Task data
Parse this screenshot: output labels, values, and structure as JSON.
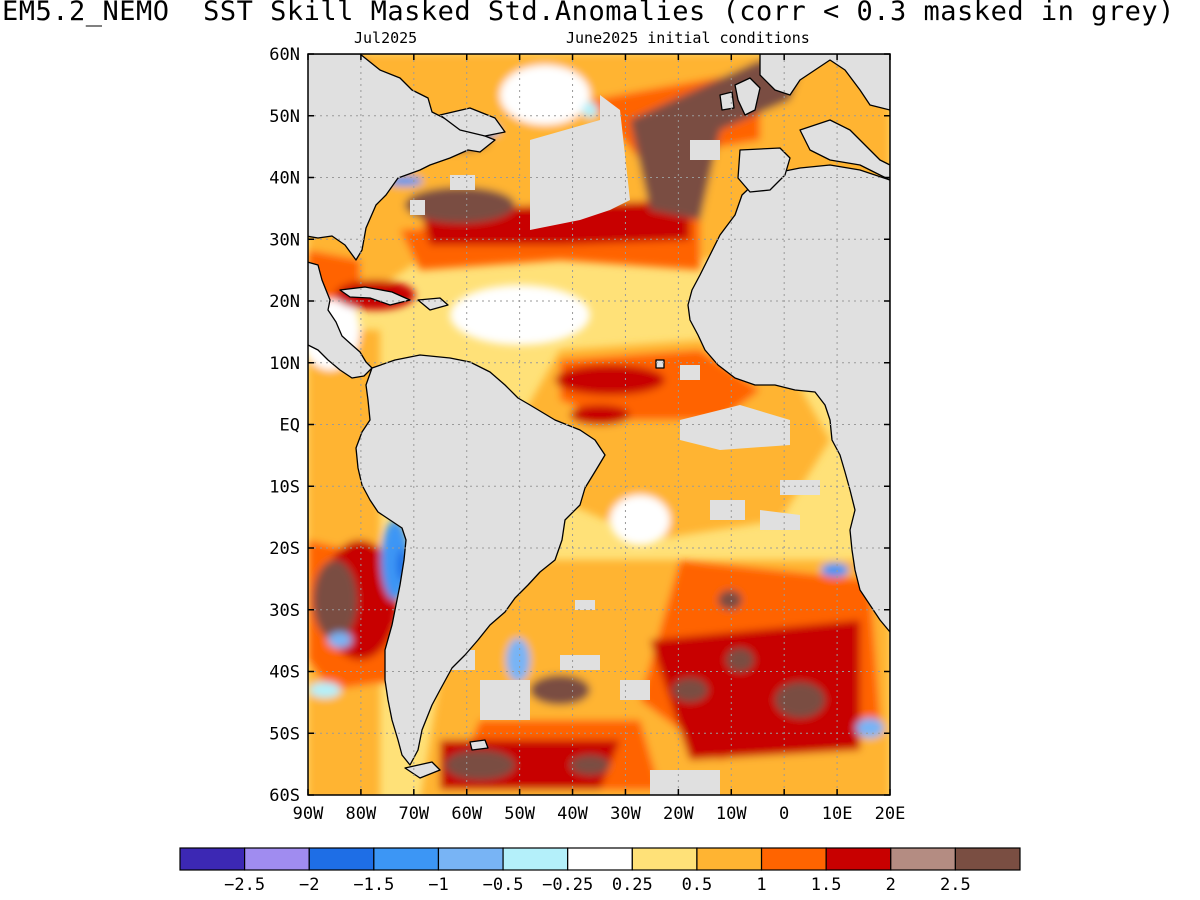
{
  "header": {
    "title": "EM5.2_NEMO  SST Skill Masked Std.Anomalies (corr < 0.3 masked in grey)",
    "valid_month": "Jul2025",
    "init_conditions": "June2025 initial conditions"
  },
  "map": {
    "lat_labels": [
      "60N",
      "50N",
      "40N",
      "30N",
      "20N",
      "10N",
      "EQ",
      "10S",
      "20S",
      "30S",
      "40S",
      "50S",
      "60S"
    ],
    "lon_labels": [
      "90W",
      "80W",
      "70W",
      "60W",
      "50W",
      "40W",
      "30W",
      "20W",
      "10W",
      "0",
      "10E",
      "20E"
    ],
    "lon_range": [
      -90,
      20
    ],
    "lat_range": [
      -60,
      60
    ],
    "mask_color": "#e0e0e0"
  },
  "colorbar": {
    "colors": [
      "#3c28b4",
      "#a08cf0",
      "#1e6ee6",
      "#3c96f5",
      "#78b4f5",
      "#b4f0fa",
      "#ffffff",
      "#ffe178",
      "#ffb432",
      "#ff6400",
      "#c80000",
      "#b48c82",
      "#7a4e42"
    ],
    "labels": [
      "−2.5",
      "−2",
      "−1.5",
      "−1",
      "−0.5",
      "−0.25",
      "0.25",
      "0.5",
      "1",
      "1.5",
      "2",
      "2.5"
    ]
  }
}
* * *
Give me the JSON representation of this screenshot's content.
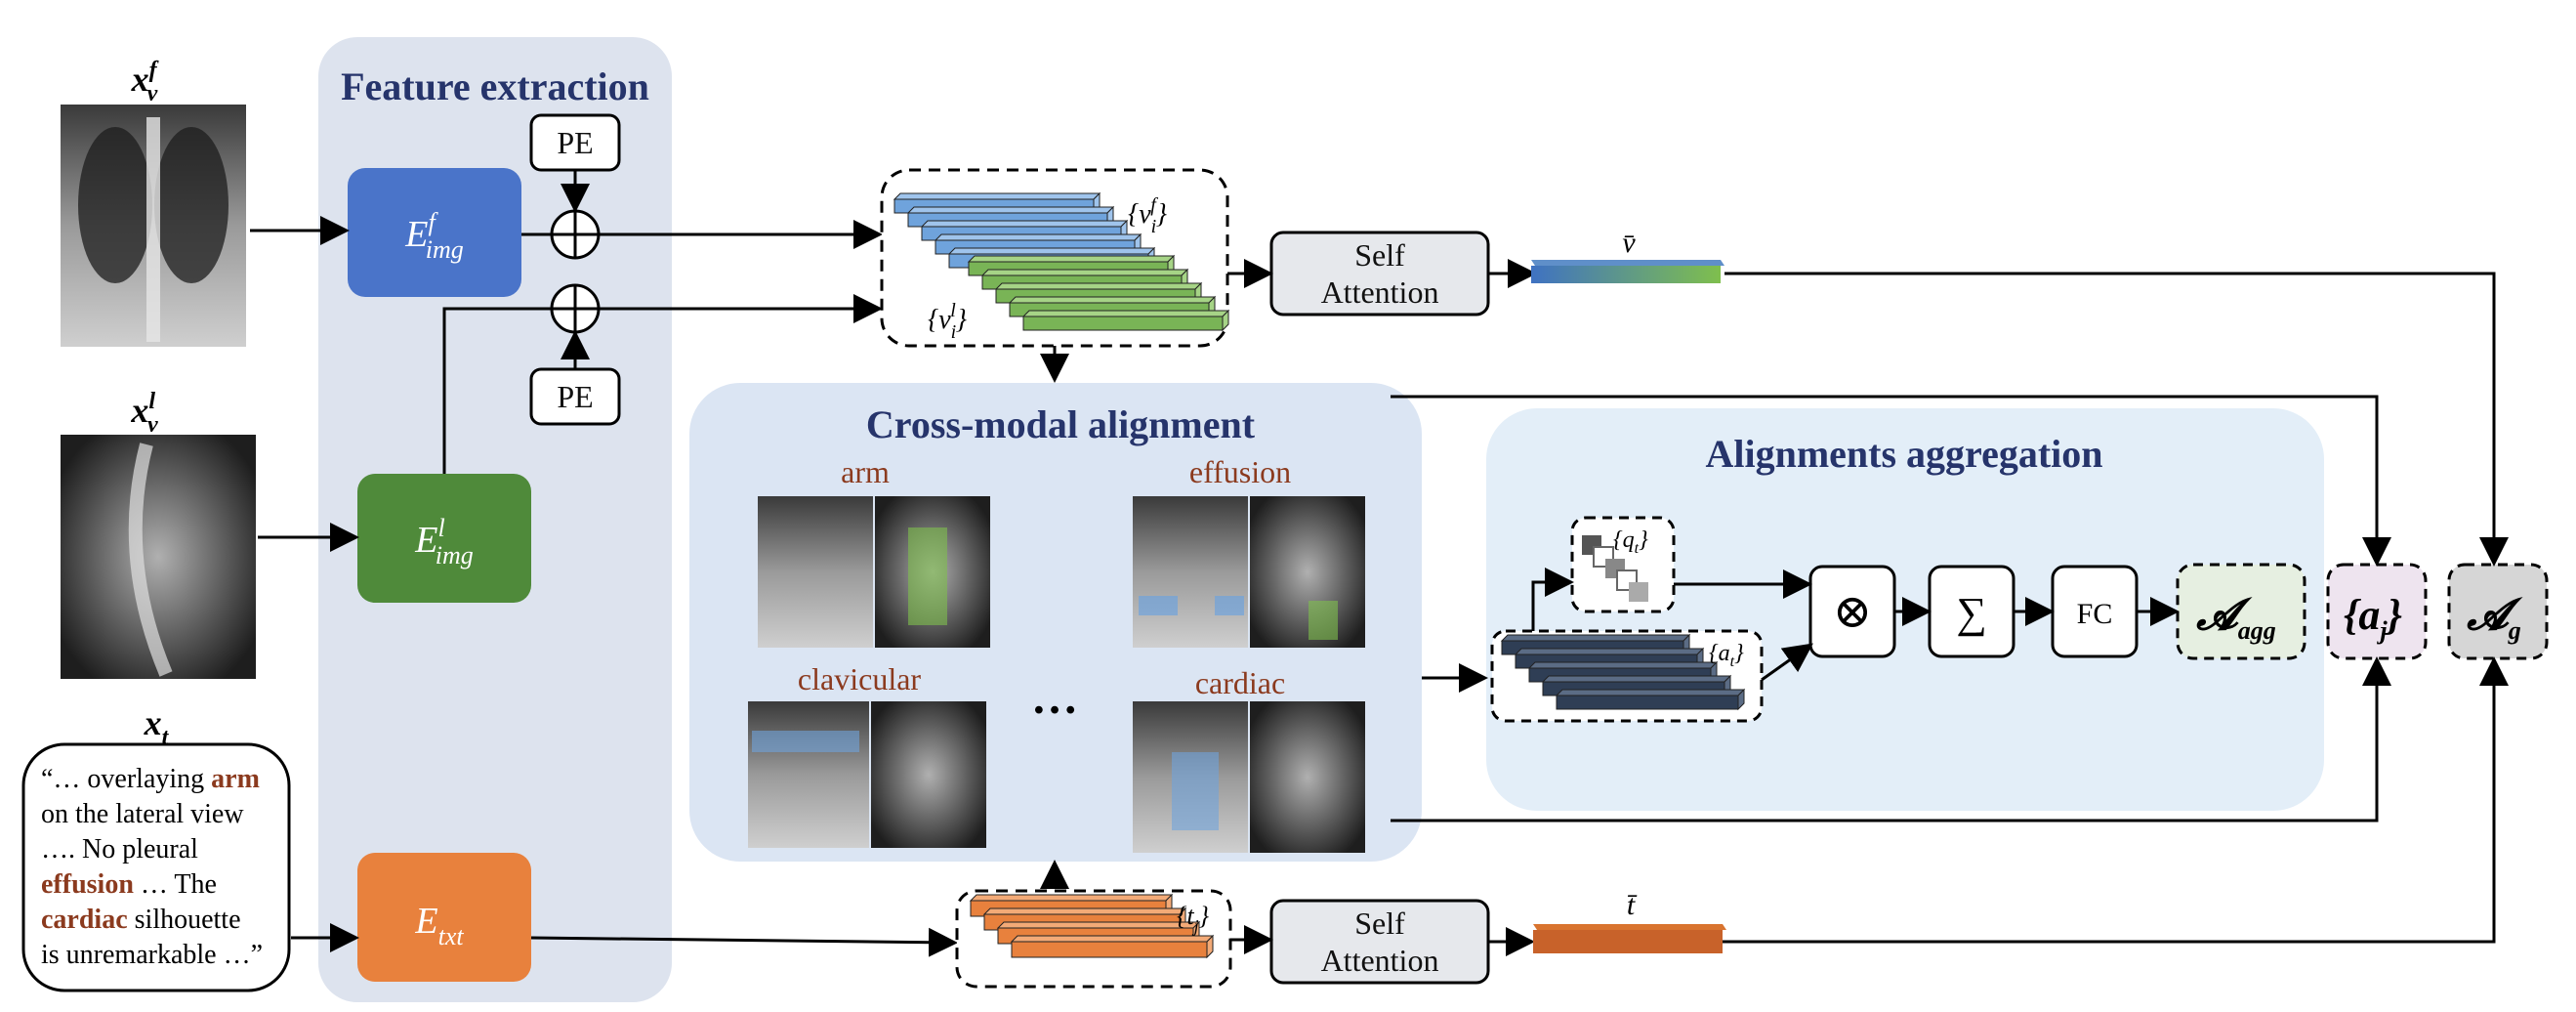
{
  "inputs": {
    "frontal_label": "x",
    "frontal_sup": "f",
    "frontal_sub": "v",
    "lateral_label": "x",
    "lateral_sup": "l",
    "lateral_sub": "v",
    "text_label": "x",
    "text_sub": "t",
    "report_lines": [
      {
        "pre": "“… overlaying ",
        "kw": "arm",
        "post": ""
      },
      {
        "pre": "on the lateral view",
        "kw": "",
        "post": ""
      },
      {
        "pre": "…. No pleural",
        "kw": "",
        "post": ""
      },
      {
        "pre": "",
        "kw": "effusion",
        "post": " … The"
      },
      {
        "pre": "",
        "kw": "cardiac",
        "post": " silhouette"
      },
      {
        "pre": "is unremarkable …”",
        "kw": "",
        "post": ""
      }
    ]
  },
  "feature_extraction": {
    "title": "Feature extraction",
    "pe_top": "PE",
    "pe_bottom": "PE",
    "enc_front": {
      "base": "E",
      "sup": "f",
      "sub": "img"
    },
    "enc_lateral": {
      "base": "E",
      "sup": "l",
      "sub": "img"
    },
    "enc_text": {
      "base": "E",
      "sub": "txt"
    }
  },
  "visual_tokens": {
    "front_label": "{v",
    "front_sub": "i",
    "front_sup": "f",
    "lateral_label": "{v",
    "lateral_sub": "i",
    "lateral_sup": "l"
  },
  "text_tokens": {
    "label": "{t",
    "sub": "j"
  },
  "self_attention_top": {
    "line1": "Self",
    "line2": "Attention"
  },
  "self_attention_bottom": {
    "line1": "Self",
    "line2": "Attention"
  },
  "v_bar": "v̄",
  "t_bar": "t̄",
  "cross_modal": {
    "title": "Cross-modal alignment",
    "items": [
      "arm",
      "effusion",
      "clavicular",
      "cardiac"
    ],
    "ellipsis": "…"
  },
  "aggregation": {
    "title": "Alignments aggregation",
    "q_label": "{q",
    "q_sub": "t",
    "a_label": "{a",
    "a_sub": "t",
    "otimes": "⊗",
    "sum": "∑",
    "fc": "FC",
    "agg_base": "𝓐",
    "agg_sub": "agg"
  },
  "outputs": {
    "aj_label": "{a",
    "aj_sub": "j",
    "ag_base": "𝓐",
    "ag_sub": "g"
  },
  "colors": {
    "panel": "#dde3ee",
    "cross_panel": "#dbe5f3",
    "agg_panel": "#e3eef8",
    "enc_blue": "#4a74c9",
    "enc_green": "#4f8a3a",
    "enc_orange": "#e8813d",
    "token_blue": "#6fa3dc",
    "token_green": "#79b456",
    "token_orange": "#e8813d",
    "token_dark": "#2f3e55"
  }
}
==
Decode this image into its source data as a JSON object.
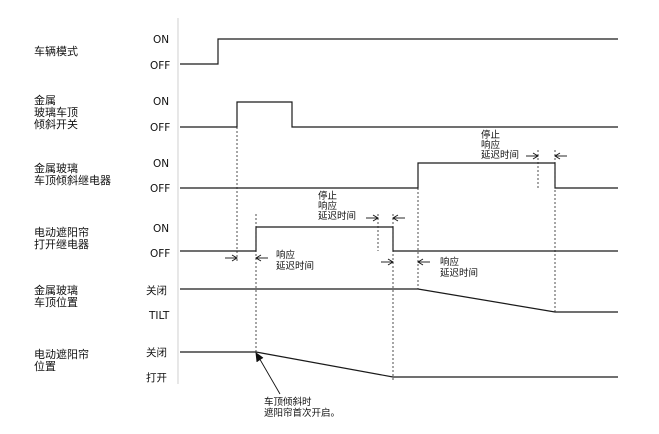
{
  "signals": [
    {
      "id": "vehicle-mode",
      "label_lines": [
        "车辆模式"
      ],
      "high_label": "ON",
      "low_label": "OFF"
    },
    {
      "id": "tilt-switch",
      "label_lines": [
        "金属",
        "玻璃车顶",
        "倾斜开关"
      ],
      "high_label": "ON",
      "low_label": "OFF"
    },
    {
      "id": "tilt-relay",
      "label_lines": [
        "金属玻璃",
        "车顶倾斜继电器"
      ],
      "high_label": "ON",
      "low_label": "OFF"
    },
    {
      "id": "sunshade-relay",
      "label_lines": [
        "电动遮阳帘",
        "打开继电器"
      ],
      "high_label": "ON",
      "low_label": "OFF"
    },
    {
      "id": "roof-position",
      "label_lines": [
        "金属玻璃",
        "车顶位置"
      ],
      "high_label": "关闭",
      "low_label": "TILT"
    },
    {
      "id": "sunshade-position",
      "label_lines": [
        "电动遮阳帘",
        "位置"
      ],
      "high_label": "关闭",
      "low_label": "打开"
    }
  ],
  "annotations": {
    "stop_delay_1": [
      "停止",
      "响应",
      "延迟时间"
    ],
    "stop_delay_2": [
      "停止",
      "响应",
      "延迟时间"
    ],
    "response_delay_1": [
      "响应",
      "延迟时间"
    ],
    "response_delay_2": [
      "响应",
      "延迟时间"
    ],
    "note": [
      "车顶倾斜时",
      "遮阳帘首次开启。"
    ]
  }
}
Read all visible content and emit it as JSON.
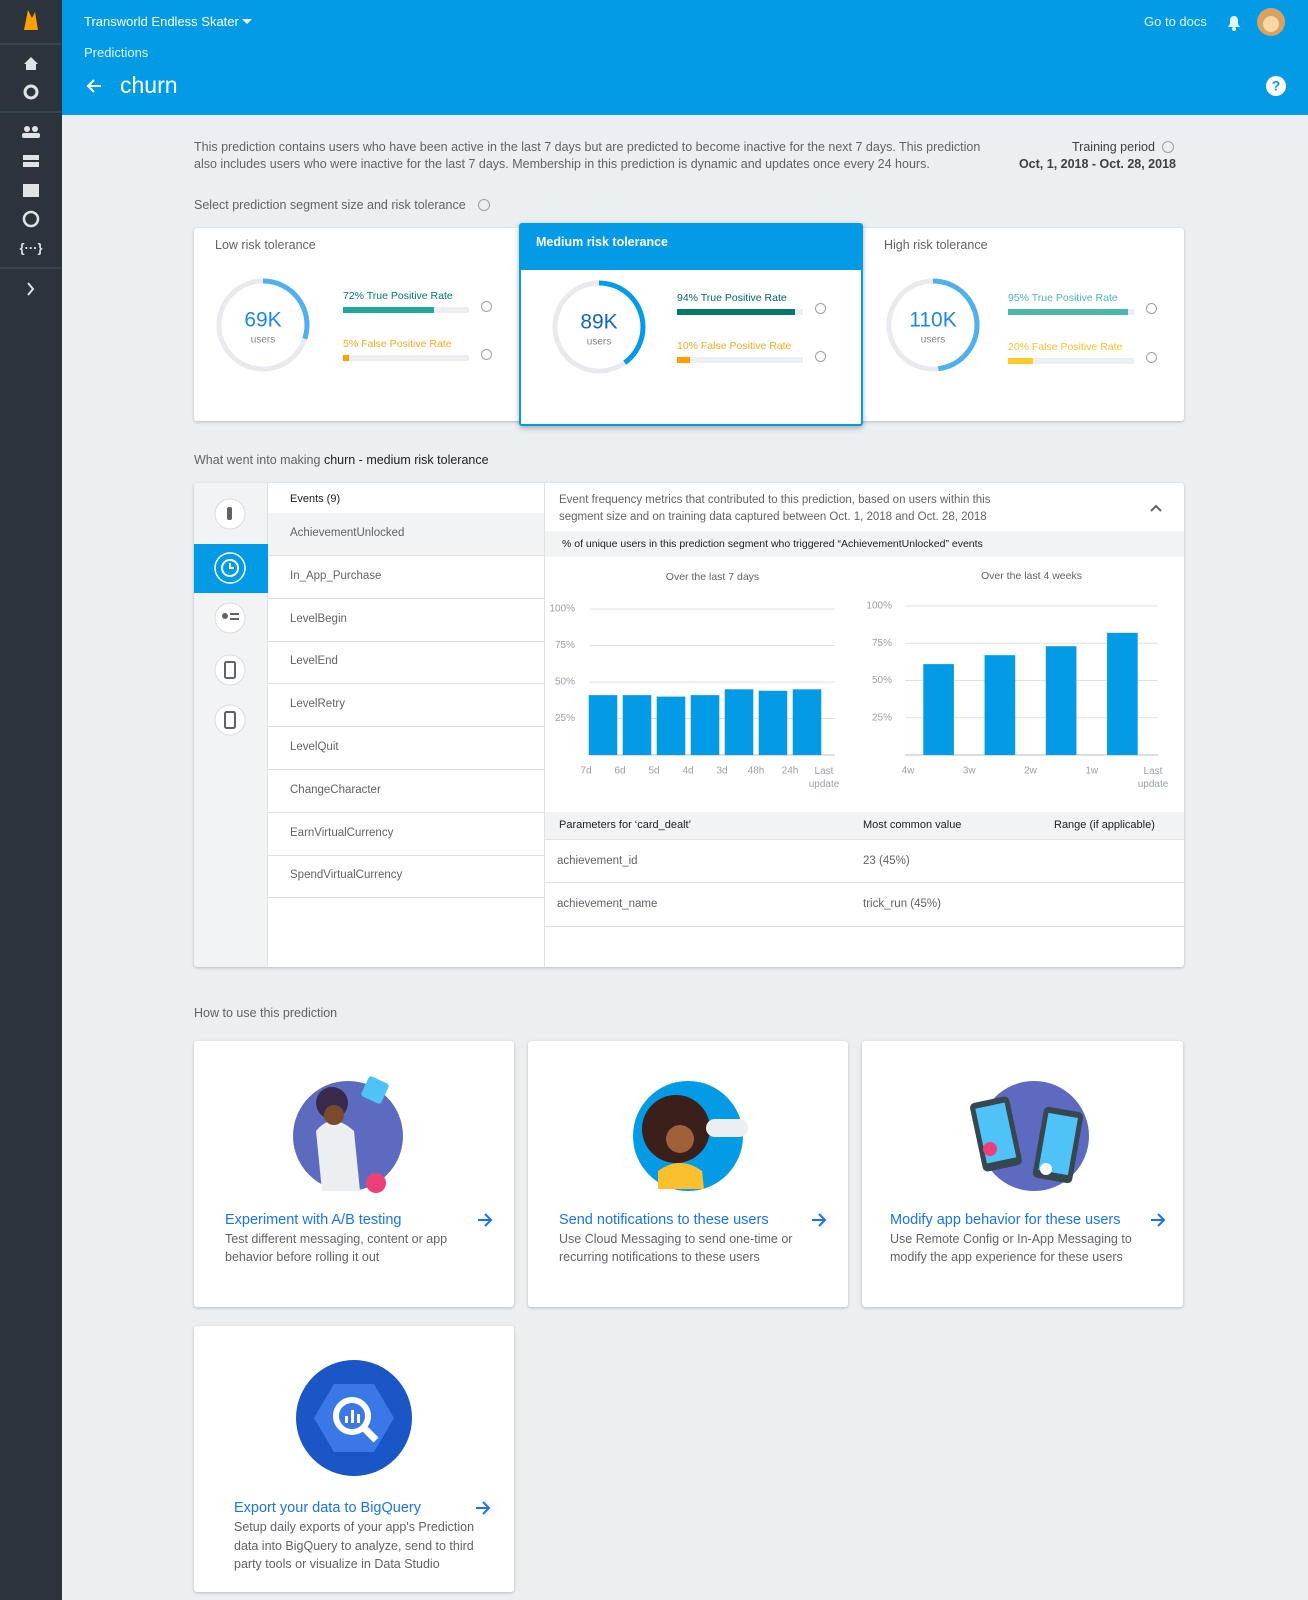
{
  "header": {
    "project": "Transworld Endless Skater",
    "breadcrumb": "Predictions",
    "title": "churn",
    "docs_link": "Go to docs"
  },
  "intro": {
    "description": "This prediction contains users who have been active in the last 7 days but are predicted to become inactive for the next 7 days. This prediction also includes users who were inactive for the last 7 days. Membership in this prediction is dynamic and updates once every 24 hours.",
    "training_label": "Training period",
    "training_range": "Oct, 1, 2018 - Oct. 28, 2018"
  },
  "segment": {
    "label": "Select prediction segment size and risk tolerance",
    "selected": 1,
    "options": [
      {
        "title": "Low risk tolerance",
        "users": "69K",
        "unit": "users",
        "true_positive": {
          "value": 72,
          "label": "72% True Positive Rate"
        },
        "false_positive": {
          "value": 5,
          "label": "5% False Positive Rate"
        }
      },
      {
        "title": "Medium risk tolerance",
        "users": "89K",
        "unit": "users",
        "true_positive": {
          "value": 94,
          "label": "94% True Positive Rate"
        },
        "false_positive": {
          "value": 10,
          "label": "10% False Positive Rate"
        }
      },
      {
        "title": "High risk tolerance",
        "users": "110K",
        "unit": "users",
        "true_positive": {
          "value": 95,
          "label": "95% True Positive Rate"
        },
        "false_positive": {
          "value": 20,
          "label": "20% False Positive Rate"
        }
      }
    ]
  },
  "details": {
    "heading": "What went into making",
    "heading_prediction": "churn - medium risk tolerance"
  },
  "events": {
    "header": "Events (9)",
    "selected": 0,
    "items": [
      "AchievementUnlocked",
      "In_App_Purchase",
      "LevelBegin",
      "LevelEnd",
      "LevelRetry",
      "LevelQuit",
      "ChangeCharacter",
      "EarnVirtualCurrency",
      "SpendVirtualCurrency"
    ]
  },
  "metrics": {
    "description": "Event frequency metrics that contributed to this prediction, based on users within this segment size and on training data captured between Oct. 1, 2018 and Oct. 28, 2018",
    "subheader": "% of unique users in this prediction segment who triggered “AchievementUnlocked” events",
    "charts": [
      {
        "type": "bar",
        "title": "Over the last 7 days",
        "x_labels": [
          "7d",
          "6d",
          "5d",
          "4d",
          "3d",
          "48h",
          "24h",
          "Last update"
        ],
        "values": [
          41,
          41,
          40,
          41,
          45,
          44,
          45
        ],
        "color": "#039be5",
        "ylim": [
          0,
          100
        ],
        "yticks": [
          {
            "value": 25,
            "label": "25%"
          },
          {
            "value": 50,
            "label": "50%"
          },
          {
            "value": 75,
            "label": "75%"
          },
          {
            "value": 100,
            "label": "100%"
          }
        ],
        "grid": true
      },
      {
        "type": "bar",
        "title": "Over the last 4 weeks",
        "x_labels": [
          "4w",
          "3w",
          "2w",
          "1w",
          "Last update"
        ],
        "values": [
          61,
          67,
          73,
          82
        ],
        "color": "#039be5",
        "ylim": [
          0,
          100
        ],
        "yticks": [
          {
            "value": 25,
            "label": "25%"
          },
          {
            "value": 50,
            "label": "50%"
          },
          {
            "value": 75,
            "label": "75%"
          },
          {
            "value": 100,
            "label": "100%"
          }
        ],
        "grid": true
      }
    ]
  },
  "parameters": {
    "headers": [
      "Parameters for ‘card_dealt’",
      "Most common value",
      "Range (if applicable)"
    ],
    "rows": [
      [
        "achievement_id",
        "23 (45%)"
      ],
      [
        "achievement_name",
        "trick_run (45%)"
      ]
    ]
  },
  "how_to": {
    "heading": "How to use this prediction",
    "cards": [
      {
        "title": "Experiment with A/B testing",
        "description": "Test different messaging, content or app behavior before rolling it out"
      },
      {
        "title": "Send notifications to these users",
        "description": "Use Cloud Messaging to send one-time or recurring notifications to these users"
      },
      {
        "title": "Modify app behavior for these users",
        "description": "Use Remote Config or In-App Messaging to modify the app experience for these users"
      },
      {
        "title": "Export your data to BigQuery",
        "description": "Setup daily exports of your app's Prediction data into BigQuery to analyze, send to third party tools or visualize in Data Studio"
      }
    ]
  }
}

Do this
Give the number of lines in the data that contain "into", with no other words.

Output of the exercise
3